> What you have to do: All the records that follow need to be reproduced exactly. Omit the images.

┌────────

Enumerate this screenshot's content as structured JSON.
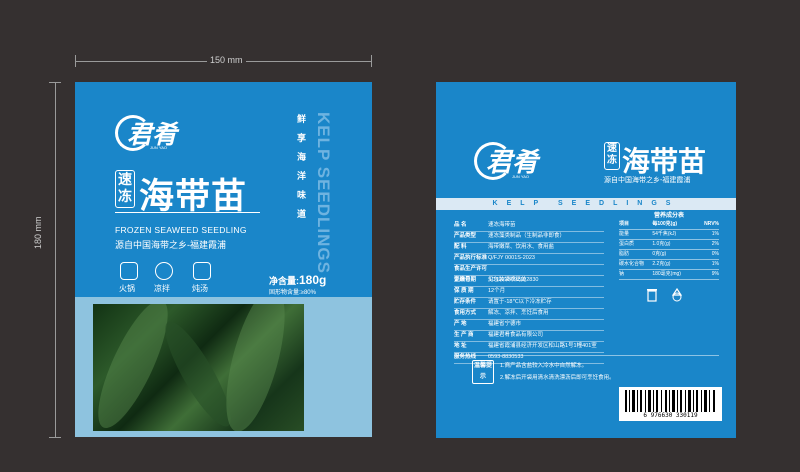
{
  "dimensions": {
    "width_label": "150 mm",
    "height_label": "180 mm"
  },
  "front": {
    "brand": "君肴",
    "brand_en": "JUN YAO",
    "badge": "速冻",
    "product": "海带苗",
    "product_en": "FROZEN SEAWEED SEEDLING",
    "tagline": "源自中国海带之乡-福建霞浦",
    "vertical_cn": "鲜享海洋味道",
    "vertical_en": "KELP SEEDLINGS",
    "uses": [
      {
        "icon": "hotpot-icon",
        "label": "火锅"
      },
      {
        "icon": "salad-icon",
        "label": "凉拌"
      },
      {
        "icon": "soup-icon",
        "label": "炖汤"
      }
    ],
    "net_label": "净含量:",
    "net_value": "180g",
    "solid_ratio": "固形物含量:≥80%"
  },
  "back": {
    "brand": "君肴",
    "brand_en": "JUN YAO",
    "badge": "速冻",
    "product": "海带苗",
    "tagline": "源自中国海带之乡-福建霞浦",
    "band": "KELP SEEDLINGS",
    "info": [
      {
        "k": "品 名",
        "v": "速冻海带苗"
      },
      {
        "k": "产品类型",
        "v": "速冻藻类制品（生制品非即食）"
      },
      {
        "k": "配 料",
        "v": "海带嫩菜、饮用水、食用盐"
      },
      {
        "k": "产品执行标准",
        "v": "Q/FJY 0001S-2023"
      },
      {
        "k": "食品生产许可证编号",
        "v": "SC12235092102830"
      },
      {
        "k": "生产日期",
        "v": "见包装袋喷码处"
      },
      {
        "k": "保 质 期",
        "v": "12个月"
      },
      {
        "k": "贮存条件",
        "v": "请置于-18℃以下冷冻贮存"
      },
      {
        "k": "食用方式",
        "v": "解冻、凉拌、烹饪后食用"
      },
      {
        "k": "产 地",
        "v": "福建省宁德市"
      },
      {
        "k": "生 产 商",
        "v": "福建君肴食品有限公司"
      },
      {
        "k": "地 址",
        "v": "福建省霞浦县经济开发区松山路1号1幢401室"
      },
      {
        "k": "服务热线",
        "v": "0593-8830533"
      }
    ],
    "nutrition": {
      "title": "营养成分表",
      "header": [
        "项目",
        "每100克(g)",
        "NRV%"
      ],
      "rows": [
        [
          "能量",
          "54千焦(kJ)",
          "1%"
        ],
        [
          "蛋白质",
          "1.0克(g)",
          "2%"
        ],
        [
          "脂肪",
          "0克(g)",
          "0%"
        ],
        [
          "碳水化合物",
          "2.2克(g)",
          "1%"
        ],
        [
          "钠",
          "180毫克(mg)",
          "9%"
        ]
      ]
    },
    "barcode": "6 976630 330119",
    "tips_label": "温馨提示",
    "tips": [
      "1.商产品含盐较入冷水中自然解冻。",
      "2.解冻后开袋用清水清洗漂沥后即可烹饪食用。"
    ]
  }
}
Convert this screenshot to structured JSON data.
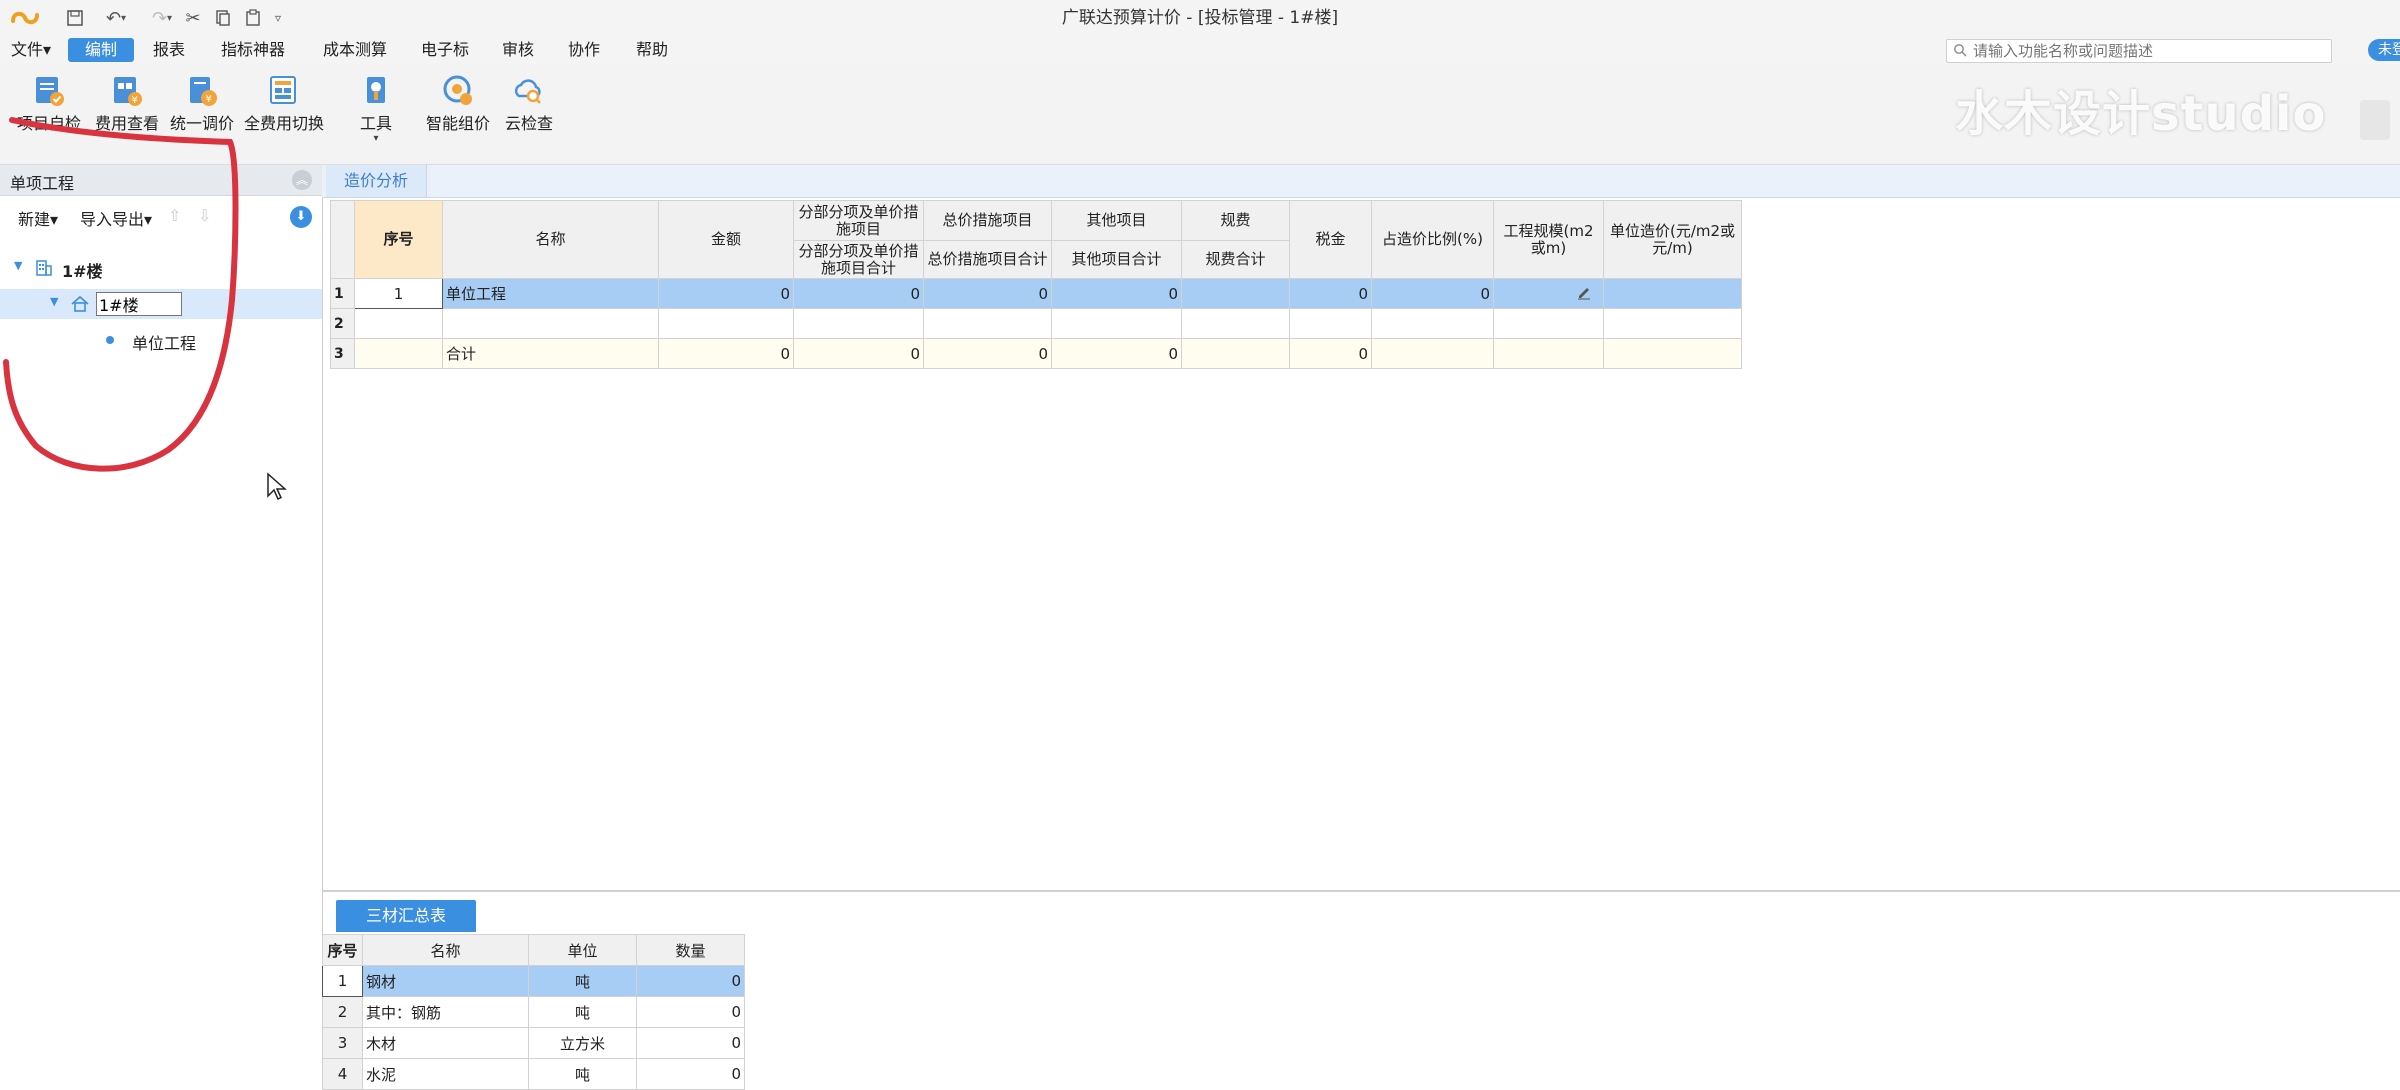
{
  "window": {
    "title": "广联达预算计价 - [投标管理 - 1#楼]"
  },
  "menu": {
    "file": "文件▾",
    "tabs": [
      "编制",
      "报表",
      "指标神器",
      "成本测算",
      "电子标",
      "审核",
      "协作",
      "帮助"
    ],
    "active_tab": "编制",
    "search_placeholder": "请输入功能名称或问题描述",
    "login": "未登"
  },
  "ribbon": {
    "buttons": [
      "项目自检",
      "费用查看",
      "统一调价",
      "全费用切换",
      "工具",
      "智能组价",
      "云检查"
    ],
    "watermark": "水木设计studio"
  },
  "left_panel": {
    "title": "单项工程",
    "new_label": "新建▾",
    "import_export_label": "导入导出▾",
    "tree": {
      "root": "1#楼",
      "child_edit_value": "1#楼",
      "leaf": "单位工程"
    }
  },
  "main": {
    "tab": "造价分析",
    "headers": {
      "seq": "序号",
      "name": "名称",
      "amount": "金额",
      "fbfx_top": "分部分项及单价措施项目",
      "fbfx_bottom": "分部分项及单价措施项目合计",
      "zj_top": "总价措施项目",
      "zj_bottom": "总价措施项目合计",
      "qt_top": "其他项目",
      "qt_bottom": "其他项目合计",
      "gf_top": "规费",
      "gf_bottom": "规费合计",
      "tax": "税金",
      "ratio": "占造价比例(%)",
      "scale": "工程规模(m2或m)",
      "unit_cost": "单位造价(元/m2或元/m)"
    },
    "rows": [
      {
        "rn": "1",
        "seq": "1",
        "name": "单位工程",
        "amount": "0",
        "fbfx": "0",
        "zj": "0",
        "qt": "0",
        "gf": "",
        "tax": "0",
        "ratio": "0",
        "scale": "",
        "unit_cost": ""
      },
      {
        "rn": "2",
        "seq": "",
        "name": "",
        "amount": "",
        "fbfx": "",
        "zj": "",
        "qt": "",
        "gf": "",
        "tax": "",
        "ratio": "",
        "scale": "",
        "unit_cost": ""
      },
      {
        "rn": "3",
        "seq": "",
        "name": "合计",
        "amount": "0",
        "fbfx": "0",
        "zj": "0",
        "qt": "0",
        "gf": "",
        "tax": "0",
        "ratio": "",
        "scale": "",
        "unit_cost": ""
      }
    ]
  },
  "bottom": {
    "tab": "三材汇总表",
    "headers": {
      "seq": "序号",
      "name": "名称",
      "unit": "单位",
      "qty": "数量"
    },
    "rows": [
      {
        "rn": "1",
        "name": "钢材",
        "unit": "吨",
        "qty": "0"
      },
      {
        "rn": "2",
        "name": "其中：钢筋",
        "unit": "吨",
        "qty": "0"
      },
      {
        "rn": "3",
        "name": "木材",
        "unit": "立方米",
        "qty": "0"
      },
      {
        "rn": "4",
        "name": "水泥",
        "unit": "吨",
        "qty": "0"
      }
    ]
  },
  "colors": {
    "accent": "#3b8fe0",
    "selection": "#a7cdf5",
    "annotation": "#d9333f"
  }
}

└────────

> Task answer:
Enumerate this screenshot's content as structured JSON.
{
  "dimensions": {
    "width_label": "150 mm",
    "height_label": "180 mm"
  },
  "front": {
    "brand": "君肴",
    "brand_en": "JUN YAO",
    "badge": "速冻",
    "product": "海带苗",
    "product_en": "FROZEN SEAWEED SEEDLING",
    "tagline": "源自中国海带之乡-福建霞浦",
    "vertical_cn": "鲜享海洋味道",
    "vertical_en": "KELP SEEDLINGS",
    "uses": [
      {
        "icon": "hotpot-icon",
        "label": "火锅"
      },
      {
        "icon": "salad-icon",
        "label": "凉拌"
      },
      {
        "icon": "soup-icon",
        "label": "炖汤"
      }
    ],
    "net_label": "净含量:",
    "net_value": "180g",
    "solid_ratio": "固形物含量:≥80%"
  },
  "back": {
    "brand": "君肴",
    "brand_en": "JUN YAO",
    "badge": "速冻",
    "product": "海带苗",
    "tagline": "源自中国海带之乡-福建霞浦",
    "band": "KELP SEEDLINGS",
    "info": [
      {
        "k": "品 名",
        "v": "速冻海带苗"
      },
      {
        "k": "产品类型",
        "v": "速冻藻类制品（生制品非即食）"
      },
      {
        "k": "配 料",
        "v": "海带嫩菜、饮用水、食用盐"
      },
      {
        "k": "产品执行标准",
        "v": "Q/FJY 0001S-2023"
      },
      {
        "k": "食品生产许可证编号",
        "v": "SC12235092102830"
      },
      {
        "k": "生产日期",
        "v": "见包装袋喷码处"
      },
      {
        "k": "保 质 期",
        "v": "12个月"
      },
      {
        "k": "贮存条件",
        "v": "请置于-18℃以下冷冻贮存"
      },
      {
        "k": "食用方式",
        "v": "解冻、凉拌、烹饪后食用"
      },
      {
        "k": "产 地",
        "v": "福建省宁德市"
      },
      {
        "k": "生 产 商",
        "v": "福建君肴食品有限公司"
      },
      {
        "k": "地 址",
        "v": "福建省霞浦县经济开发区松山路1号1幢401室"
      },
      {
        "k": "服务热线",
        "v": "0593-8830533"
      }
    ],
    "nutrition": {
      "title": "营养成分表",
      "header": [
        "项目",
        "每100克(g)",
        "NRV%"
      ],
      "rows": [
        [
          "能量",
          "54千焦(kJ)",
          "1%"
        ],
        [
          "蛋白质",
          "1.0克(g)",
          "2%"
        ],
        [
          "脂肪",
          "0克(g)",
          "0%"
        ],
        [
          "碳水化合物",
          "2.2克(g)",
          "1%"
        ],
        [
          "钠",
          "180毫克(mg)",
          "9%"
        ]
      ]
    },
    "barcode": "6 976630 330119",
    "tips_label": "温馨提示",
    "tips": [
      "1.商产品含盐较入冷水中自然解冻。",
      "2.解冻后开袋用清水清洗漂沥后即可烹饪食用。"
    ]
  }
}
Convert this screenshot to structured JSON data.
{
  "window": {
    "title": "广联达预算计价 - [投标管理 - 1#楼]"
  },
  "menu": {
    "file": "文件▾",
    "tabs": [
      "编制",
      "报表",
      "指标神器",
      "成本测算",
      "电子标",
      "审核",
      "协作",
      "帮助"
    ],
    "active_tab": "编制",
    "search_placeholder": "请输入功能名称或问题描述",
    "login": "未登"
  },
  "ribbon": {
    "buttons": [
      "项目自检",
      "费用查看",
      "统一调价",
      "全费用切换",
      "工具",
      "智能组价",
      "云检查"
    ],
    "watermark": "水木设计studio"
  },
  "left_panel": {
    "title": "单项工程",
    "new_label": "新建▾",
    "import_export_label": "导入导出▾",
    "tree": {
      "root": "1#楼",
      "child_edit_value": "1#楼",
      "leaf": "单位工程"
    }
  },
  "main": {
    "tab": "造价分析",
    "headers": {
      "seq": "序号",
      "name": "名称",
      "amount": "金额",
      "fbfx_top": "分部分项及单价措施项目",
      "fbfx_bottom": "分部分项及单价措施项目合计",
      "zj_top": "总价措施项目",
      "zj_bottom": "总价措施项目合计",
      "qt_top": "其他项目",
      "qt_bottom": "其他项目合计",
      "gf_top": "规费",
      "gf_bottom": "规费合计",
      "tax": "税金",
      "ratio": "占造价比例(%)",
      "scale": "工程规模(m2或m)",
      "unit_cost": "单位造价(元/m2或元/m)"
    },
    "rows": [
      {
        "rn": "1",
        "seq": "1",
        "name": "单位工程",
        "amount": "0",
        "fbfx": "0",
        "zj": "0",
        "qt": "0",
        "gf": "",
        "tax": "0",
        "ratio": "0",
        "scale": "",
        "unit_cost": ""
      },
      {
        "rn": "2",
        "seq": "",
        "name": "",
        "amount": "",
        "fbfx": "",
        "zj": "",
        "qt": "",
        "gf": "",
        "tax": "",
        "ratio": "",
        "scale": "",
        "unit_cost": ""
      },
      {
        "rn": "3",
        "seq": "",
        "name": "合计",
        "amount": "0",
        "fbfx": "0",
        "zj": "0",
        "qt": "0",
        "gf": "",
        "tax": "0",
        "ratio": "",
        "scale": "",
        "unit_cost": ""
      }
    ]
  },
  "bottom": {
    "tab": "三材汇总表",
    "headers": {
      "seq": "序号",
      "name": "名称",
      "unit": "单位",
      "qty": "数量"
    },
    "rows": [
      {
        "rn": "1",
        "name": "钢材",
        "unit": "吨",
        "qty": "0"
      },
      {
        "rn": "2",
        "name": "其中：钢筋",
        "unit": "吨",
        "qty": "0"
      },
      {
        "rn": "3",
        "name": "木材",
        "unit": "立方米",
        "qty": "0"
      },
      {
        "rn": "4",
        "name": "水泥",
        "unit": "吨",
        "qty": "0"
      }
    ]
  },
  "colors": {
    "accent": "#3b8fe0",
    "selection": "#a7cdf5",
    "annotation": "#d9333f"
  }
}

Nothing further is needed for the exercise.